- Task prompt: Images are excluded; otherwise, output every record exactly.

(Saved data entries)
>> begin

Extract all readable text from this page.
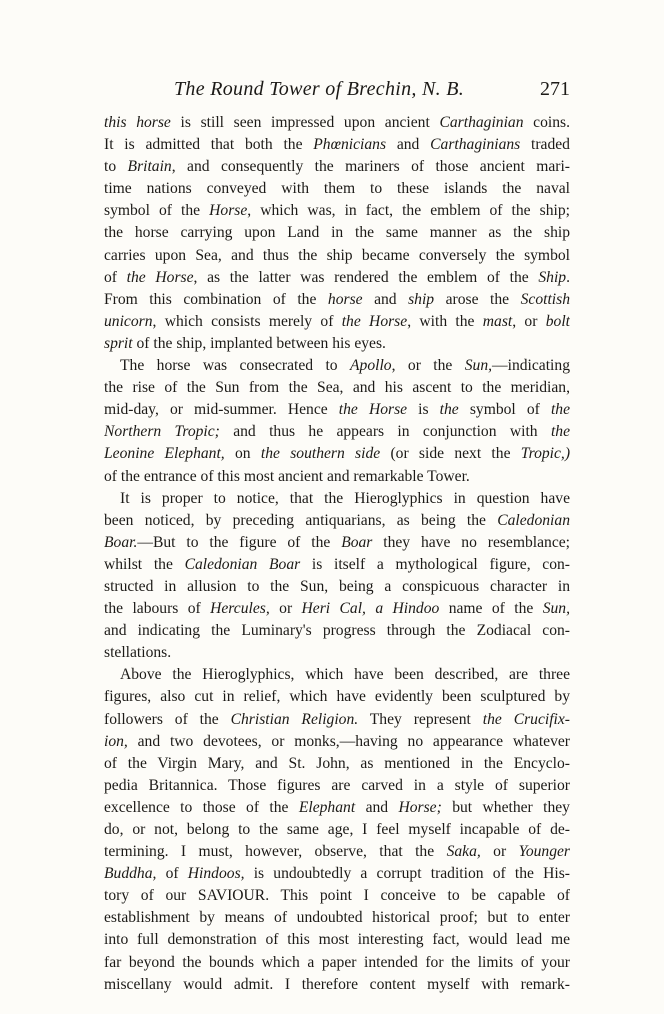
The Round Tower of Brechin, N. B.	271
this horse is still seen impressed upon ancient Carthaginian coins.
It is admitted that both the Phœnicians and Carthaginians traded
to Britain, and consequently the mariners of those ancient mari-
time nations conveyed with them to these islands the naval
symbol of the Horse, which was, in fact, the emblem of the ship;
the horse carrying upon Land in the same manner as the ship
carries upon Sea, and thus the ship became conversely the symbol
of the Horse, as the latter was rendered the emblem of the Ship.
From this combination of the horse and ship arose the Scottish
unicorn, which consists merely of the Horse, with the mast, or bolt
sprit of the ship, implanted between his eyes.
The horse was consecrated to Apollo, or the Sun,—indicating
the rise of the Sun from the Sea, and his ascent to the meridian,
mid-day, or mid-summer. Hence the Horse is the symbol of the
Northern Tropic; and thus he appears in conjunction with the
Leonine Elephant, on the southern side (or side next the Tropic,)
of the entrance of this most ancient and remarkable Tower.
It is proper to notice, that the Hieroglyphics in question have
been noticed, by preceding antiquarians, as being the Caledonian
Boar.—But to the figure of the Boar they have no resemblance;
whilst the Caledonian Boar is itself a mythological figure, con-
structed in allusion to the Sun, being a conspicuous character in
the labours of Hercules, or Heri Cal, a Hindoo name of the Sun,
and indicating the Luminary's progress through the Zodiacal con-
stellations.
Above the Hieroglyphics, which have been described, are three
figures, also cut in relief, which have evidently been sculptured by
followers of the Christian Religion. They represent the Crucifix-
ion, and two devotees, or monks,—having no appearance whatever
of the Virgin Mary, and St. John, as mentioned in the Encyclo-
pedia Britannica. Those figures are carved in a style of superior
excellence to those of the Elephant and Horse; but whether they
do, or not, belong to the same age, I feel myself incapable of de-
termining. I must, however, observe, that the Saka, or Younger
Buddha, of Hindoos, is undoubtedly a corrupt tradition of the His-
tory of our SAVIOUR. This point I conceive to be capable of
establishment by means of undoubted historical proof; but to enter
into full demonstration of this most interesting fact, would lead me
far beyond the bounds which a paper intended for the limits of your
miscellany would admit. I therefore content myself with remark-
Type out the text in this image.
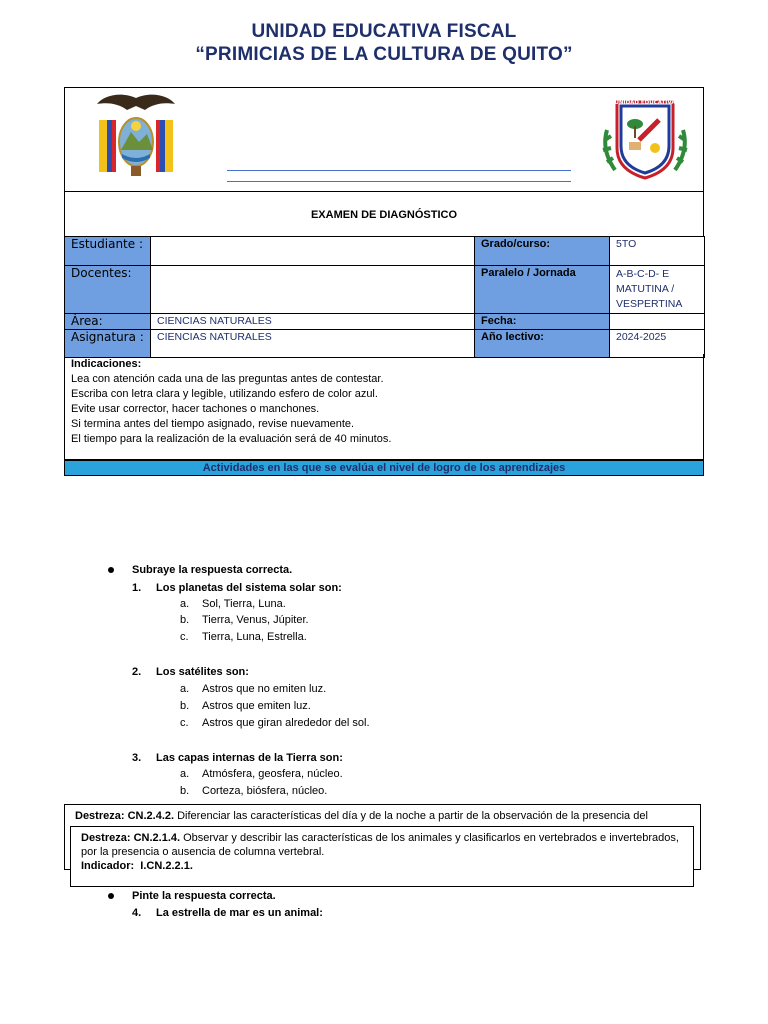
UNIDAD EDUCATIVA FISCAL
“PRIMICIAS DE LA CULTURA DE QUITO”
UNIDAD EDUCATIVA
EXAMEN DE DIAGNÓSTICO
Estudiante :		Grado/curso:	5TO
Docentes:		Paralelo / Jornada	A-B-C-D- E
MATUTINA / VESPERTINA

Área:	CIENCIAS NATURALES	Fecha:	
Asignatura :	CIENCIAS NATURALES	Año lectivo:	2024-2025
Indicaciones:
Lea con atención cada una de las preguntas antes de contestar.
Escriba con letra clara y legible, utilizando esfero de color azul.
Evite usar corrector, hacer tachones o manchones.
Si termina antes del tiempo asignado, revise nuevamente.
El tiempo para la realización de la evaluación será de 40 minutos.
Actividades en las que se evalúa el nivel de logro de los aprendizajes
Subraye la respuesta correcta.
1. Los planetas del sistema solar son:
a. Sol, Tierra, Luna.
b. Tierra, Venus, Júpiter.
c. Tierra, Luna, Estrella.
2. Los satélites son:
a. Astros que no emiten luz.
b. Astros que emiten luz.
c. Astros que giran alrededor del sol.
3. Las capas internas de la Tierra son:
a. Atmósfera, geosfera, núcleo.
b. Corteza, biósfera, núcleo.
Destreza: CN.2.4.2. Diferenciar las características del día y de la noche a partir de la observación de la presencia del
Destreza: CN.2.1.4. Observar y describir las características de los animales y clasificarlos en vertebrados e invertebrados, por la presencia o ausencia de columna vertebral.
Indicador: I.CN.2.2.1.
Pinte la respuesta correcta.
4. La estrella de mar es un animal:
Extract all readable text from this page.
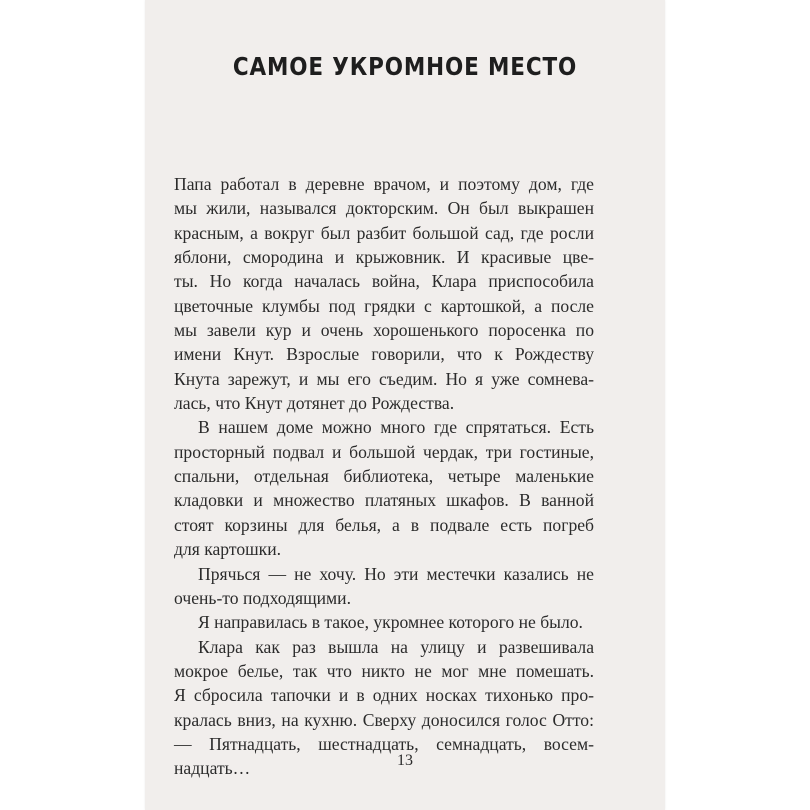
САМОЕ УКРОМНОЕ МЕСТО
Папа работал в деревне врачом, и поэтому дом, где
мы жили, назывался докторским. Он был выкрашен
красным, а вокруг был разбит большой сад, где росли
яблони, смородина и крыжовник. И красивые цве-
ты. Но когда началась война, Клара приспособила
цветочные клумбы под грядки с картошкой, а после
мы завели кур и очень хорошенького поросенка по
имени Кнут. Взрослые говорили, что к Рождеству
Кнута зарежут, и мы его съедим. Но я уже сомнева-
лась, что Кнут дотянет до Рождества.
В нашем доме можно много где спрятаться. Есть
просторный подвал и большой чердак, три гостиные,
спальни, отдельная библиотека, четыре маленькие
кладовки и множество платяных шкафов. В ванной
стоят корзины для белья, а в подвале есть погреб
для картошки.
Прячься — не хочу. Но эти местечки казались не
очень-то подходящими.
Я направилась в такое, укромнее которого не было.
Клара как раз вышла на улицу и развешивала
мокрое белье, так что никто не мог мне помешать.
Я сбросила тапочки и в одних носках тихонько про-
кралась вниз, на кухню. Сверху доносился голос Отто:
— Пятнадцать, шестнадцать, семнадцать, восем-
надцать…	13
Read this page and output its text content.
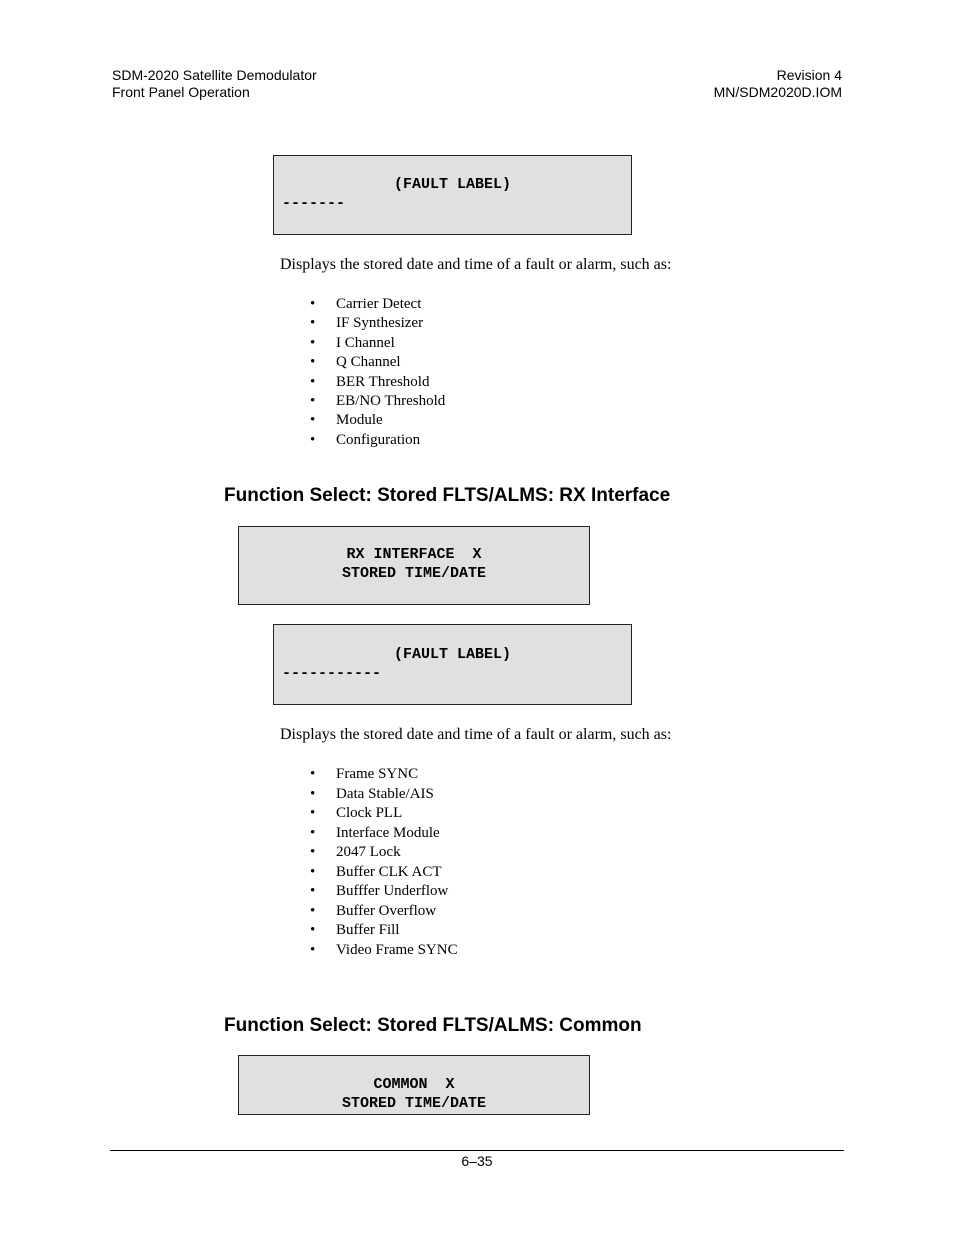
SDM-2020 Satellite Demodulator
Front Panel Operation
Revision 4
MN/SDM2020D.IOM
(FAULT LABEL)
-------
Displays the stored date and time of a fault or alarm, such as:
• Carrier Detect
• IF Synthesizer
• I Channel
• Q Channel
• BER Threshold
• EB/NO Threshold
• Module
• Configuration
Function Select: Stored FLTS/ALMS: RX Interface
RX INTERFACE  X
STORED TIME/DATE
(FAULT LABEL)
-----------
Displays the stored date and time of a fault or alarm, such as:
• Frame SYNC
• Data Stable/AIS
• Clock PLL
• Interface Module
• 2047 Lock
• Buffer CLK ACT
• Bufffer Underflow
• Buffer Overflow
• Buffer Fill
• Video Frame SYNC
Function Select: Stored FLTS/ALMS: Common
COMMON  X
STORED TIME/DATE
6–35
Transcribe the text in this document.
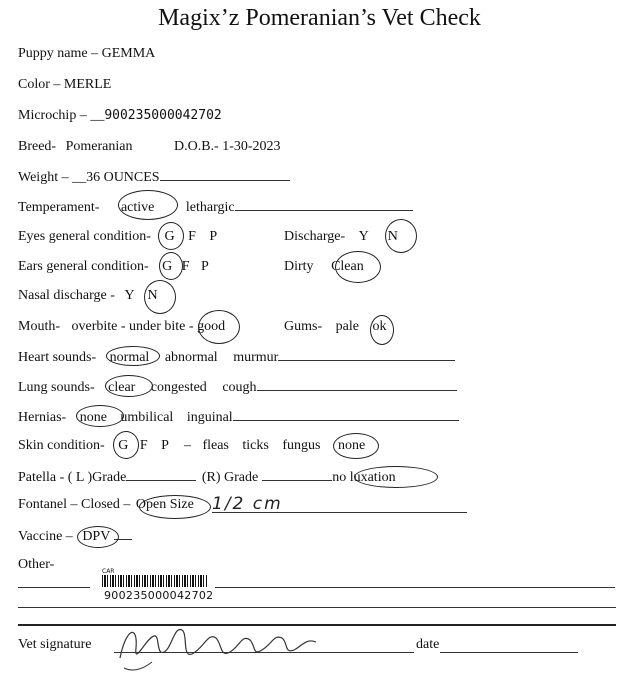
Magix’z Pomeranian’s Vet Check
Puppy name – GEMMA
Color – MERLE
Microchip – __900235000042702
Breed- Pomeranian	D.O.B.- 1-30-2023
Weight – __36 OUNCES
Temperament- active lethargic
Eyes general condition- G F P	Discharge- Y N
Ears general condition- G F P	Dirty Clean
Nasal discharge - Y N
Mouth- overbite - under bite - good	Gums- pale ok
Heart sounds- normal abnormal murmur
Lung sounds- clear congested cough
Hernias- none umbilical inguinal
Skin condition- G F P – fleas ticks fungus none
Patella - ( L )Grade	(R) Grade	no luxation
Fontanel – Closed – Open Size 1/2 cm
Vaccine – DPV
Other-	CAR
900235000042702
Vet signature	date
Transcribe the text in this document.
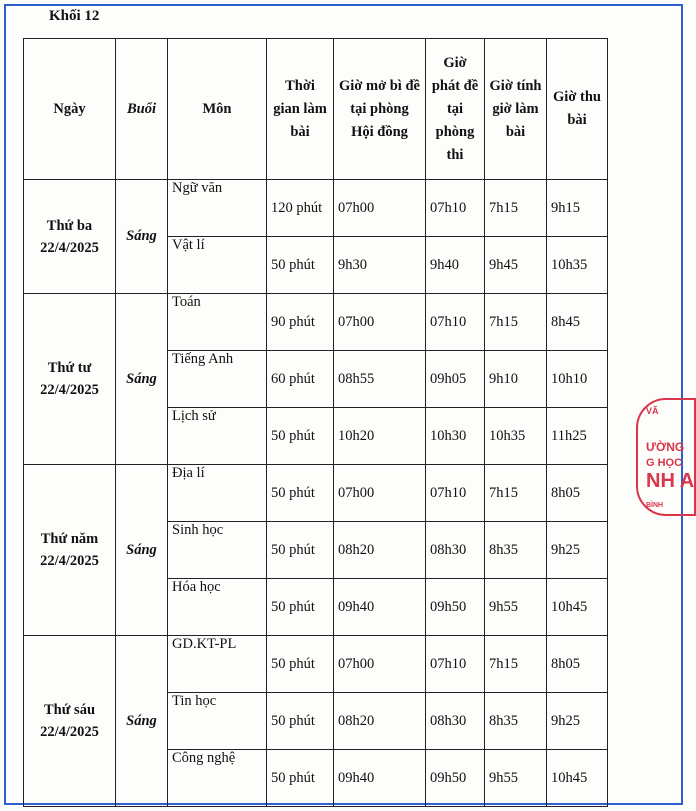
Khối 12
Ngày	Buổi	Môn	Thời gian làm bài	Giờ mở bì đề tại phòng Hội đồng	Giờ phát đề tại phòng thi	Giờ tính giờ làm bài	Giờ thu bài

Thứ ba
22/4/2025	Sáng	Ngữ văn	120 phút	07h00	07h10	7h15	9h15
		Vật lí	50 phút	9h30	9h40	9h45	10h35

Thứ tư
22/4/2025	Sáng	Toán	90 phút	07h00	07h10	7h15	8h45
		Tiếng Anh	60 phút	08h55	09h05	9h10	10h10
		Lịch sử	50 phút	10h20	10h30	10h35	11h25

Thứ năm
22/4/2025	Sáng	Địa lí	50 phút	07h00	07h10	7h15	8h05
		Sinh học	50 phút	08h20	08h30	8h35	9h25
		Hóa học	50 phút	09h40	09h50	9h55	10h45

Thứ sáu
22/4/2025	Sáng	GD.KT-PL	50 phút	07h00	07h10	7h15	8h05
		Tin học	50 phút	08h20	08h30	8h35	9h25
		Công nghệ	50 phút	09h40	09h50	9h55	10h45
VÃ
ƯỜNG
G HỌC
NH A
BÌNH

>> end

- The completed task:
Extract all readable text from this page.
The Round Tower of Brechin, N. B.	271
this horse is still seen impressed upon ancient Carthaginian coins.
It is admitted that both the Phœnicians and Carthaginians traded
to Britain, and consequently the mariners of those ancient mari-
time nations conveyed with them to these islands the naval
symbol of the Horse, which was, in fact, the emblem of the ship;
the horse carrying upon Land in the same manner as the ship
carries upon Sea, and thus the ship became conversely the symbol
of the Horse, as the latter was rendered the emblem of the Ship.
From this combination of the horse and ship arose the Scottish
unicorn, which consists merely of the Horse, with the mast, or bolt
sprit of the ship, implanted between his eyes.
The horse was consecrated to Apollo, or the Sun,—indicating
the rise of the Sun from the Sea, and his ascent to the meridian,
mid-day, or mid-summer. Hence the Horse is the symbol of the
Northern Tropic; and thus he appears in conjunction with the
Leonine Elephant, on the southern side (or side next the Tropic,)
of the entrance of this most ancient and remarkable Tower.
It is proper to notice, that the Hieroglyphics in question have
been noticed, by preceding antiquarians, as being the Caledonian
Boar.—But to the figure of the Boar they have no resemblance;
whilst the Caledonian Boar is itself a mythological figure, con-
structed in allusion to the Sun, being a conspicuous character in
the labours of Hercules, or Heri Cal, a Hindoo name of the Sun,
and indicating the Luminary's progress through the Zodiacal con-
stellations.
Above the Hieroglyphics, which have been described, are three
figures, also cut in relief, which have evidently been sculptured by
followers of the Christian Religion. They represent the Crucifix-
ion, and two devotees, or monks,—having no appearance whatever
of the Virgin Mary, and St. John, as mentioned in the Encyclo-
pedia Britannica. Those figures are carved in a style of superior
excellence to those of the Elephant and Horse; but whether they
do, or not, belong to the same age, I feel myself incapable of de-
termining. I must, however, observe, that the Saka, or Younger
Buddha, of Hindoos, is undoubtedly a corrupt tradition of the His-
tory of our SAVIOUR. This point I conceive to be capable of
establishment by means of undoubted historical proof; but to enter
into full demonstration of this most interesting fact, would lead me
far beyond the bounds which a paper intended for the limits of your
miscellany would admit. I therefore content myself with remark-
Type out the text in this image.
UNIDAD EDUCATIVA FISCAL
“PRIMICIAS DE LA CULTURA DE QUITO”
UNIDAD EDUCATIVA
EXAMEN DE DIAGNÓSTICO
Estudiante :		Grado/curso:	5TO
Docentes:		Paralelo / Jornada	A-B-C-D- E
MATUTINA / VESPERTINA

Área:	CIENCIAS NATURALES	Fecha:	
Asignatura :	CIENCIAS NATURALES	Año lectivo:	2024-2025
Indicaciones:
Lea con atención cada una de las preguntas antes de contestar.
Escriba con letra clara y legible, utilizando esfero de color azul.
Evite usar corrector, hacer tachones o manchones.
Si termina antes del tiempo asignado, revise nuevamente.
El tiempo para la realización de la evaluación será de 40 minutos.
Actividades en las que se evalúa el nivel de logro de los aprendizajes
Subraye la respuesta correcta.
1. Los planetas del sistema solar son:
a. Sol, Tierra, Luna.
b. Tierra, Venus, Júpiter.
c. Tierra, Luna, Estrella.
2. Los satélites son:
a. Astros que no emiten luz.
b. Astros que emiten luz.
c. Astros que giran alrededor del sol.
3. Las capas internas de la Tierra son:
a. Atmósfera, geosfera, núcleo.
b. Corteza, biósfera, núcleo.
Destreza: CN.2.4.2. Diferenciar las características del día y de la noche a partir de la observación de la presencia del
Destreza: CN.2.1.4. Observar y describir las características de los animales y clasificarlos en vertebrados e invertebrados, por la presencia o ausencia de columna vertebral.
Indicador: I.CN.2.2.1.
Pinte la respuesta correcta.
4. La estrella de mar es un animal:
Extract all readable text from this page.
САМОЕ УКРОМНОЕ МЕСТО
Папа работал в деревне врачом, и поэтому дом, где
мы жили, назывался докторским. Он был выкрашен
красным, а вокруг был разбит большой сад, где росли
яблони, смородина и крыжовник. И красивые цве-
ты. Но когда началась война, Клара приспособила
цветочные клумбы под грядки с картошкой, а после
мы завели кур и очень хорошенького поросенка по
имени Кнут. Взрослые говорили, что к Рождеству
Кнута зарежут, и мы его съедим. Но я уже сомнева-
лась, что Кнут дотянет до Рождества.
В нашем доме можно много где спрятаться. Есть
просторный подвал и большой чердак, три гостиные,
спальни, отдельная библиотека, четыре маленькие
кладовки и множество платяных шкафов. В ванной
стоят корзины для белья, а в подвале есть погреб
для картошки.
Прячься — не хочу. Но эти местечки казались не
очень-то подходящими.
Я направилась в такое, укромнее которого не было.
Клара как раз вышла на улицу и развешивала
мокрое белье, так что никто не мог мне помешать.
Я сбросила тапочки и в одних носках тихонько про-
кралась вниз, на кухню. Сверху доносился голос Отто:
— Пятнадцать, шестнадцать, семнадцать, восем-
надцать…	13
Read this page and output its text content.
SDM-2020 Satellite Demodulator
Front Panel Operation
Revision 4
MN/SDM2020D.IOM
(FAULT LABEL)
-------
Displays the stored date and time of a fault or alarm, such as:
• Carrier Detect
• IF Synthesizer
• I Channel
• Q Channel
• BER Threshold
• EB/NO Threshold
• Module
• Configuration
Function Select: Stored FLTS/ALMS: RX Interface
RX INTERFACE  X
STORED TIME/DATE
(FAULT LABEL)
-----------
Displays the stored date and time of a fault or alarm, such as:
• Frame SYNC
• Data Stable/AIS
• Clock PLL
• Interface Module
• 2047 Lock
• Buffer CLK ACT
• Bufffer Underflow
• Buffer Overflow
• Buffer Fill
• Video Frame SYNC
Function Select: Stored FLTS/ALMS: Common
COMMON  X
STORED TIME/DATE
6–35
Transcribe the text in this document.
Magix’z Pomeranian’s Vet Check
Puppy name – GEMMA
Color – MERLE
Microchip – __900235000042702
Breed- Pomeranian	D.O.B.- 1-30-2023
Weight – __36 OUNCES
Temperament- active lethargic
Eyes general condition- G F P	Discharge- Y N
Ears general condition- G F P	Dirty Clean
Nasal discharge - Y N
Mouth- overbite - under bite - good	Gums- pale ok
Heart sounds- normal abnormal murmur
Lung sounds- clear congested cough
Hernias- none umbilical inguinal
Skin condition- G F P – fleas ticks fungus none
Patella - ( L )Grade	(R) Grade	no luxation
Fontanel – Closed – Open Size 1/2 cm
Vaccine – DPV
Other-	CAR
900235000042702
Vet signature	date
Transcribe the text in this document.
Khối 12
Ngày	Buổi	Môn	Thời gian làm bài	Giờ mở bì đề tại phòng Hội đồng	Giờ phát đề tại phòng thi	Giờ tính giờ làm bài	Giờ thu bài

Thứ ba
22/4/2025	Sáng	Ngữ văn	120 phút	07h00	07h10	7h15	9h15
		Vật lí	50 phút	9h30	9h40	9h45	10h35

Thứ tư
22/4/2025	Sáng	Toán	90 phút	07h00	07h10	7h15	8h45
		Tiếng Anh	60 phút	08h55	09h05	9h10	10h10
		Lịch sử	50 phút	10h20	10h30	10h35	11h25

Thứ năm
22/4/2025	Sáng	Địa lí	50 phút	07h00	07h10	7h15	8h05
		Sinh học	50 phút	08h20	08h30	8h35	9h25
		Hóa học	50 phút	09h40	09h50	9h55	10h45

Thứ sáu
22/4/2025	Sáng	GD.KT-PL	50 phút	07h00	07h10	7h15	8h05
		Tin học	50 phút	08h20	08h30	8h35	9h25
		Công nghệ	50 phút	09h40	09h50	9h55	10h45
VÃ
ƯỜNG
G HỌC
NH A
BÌNH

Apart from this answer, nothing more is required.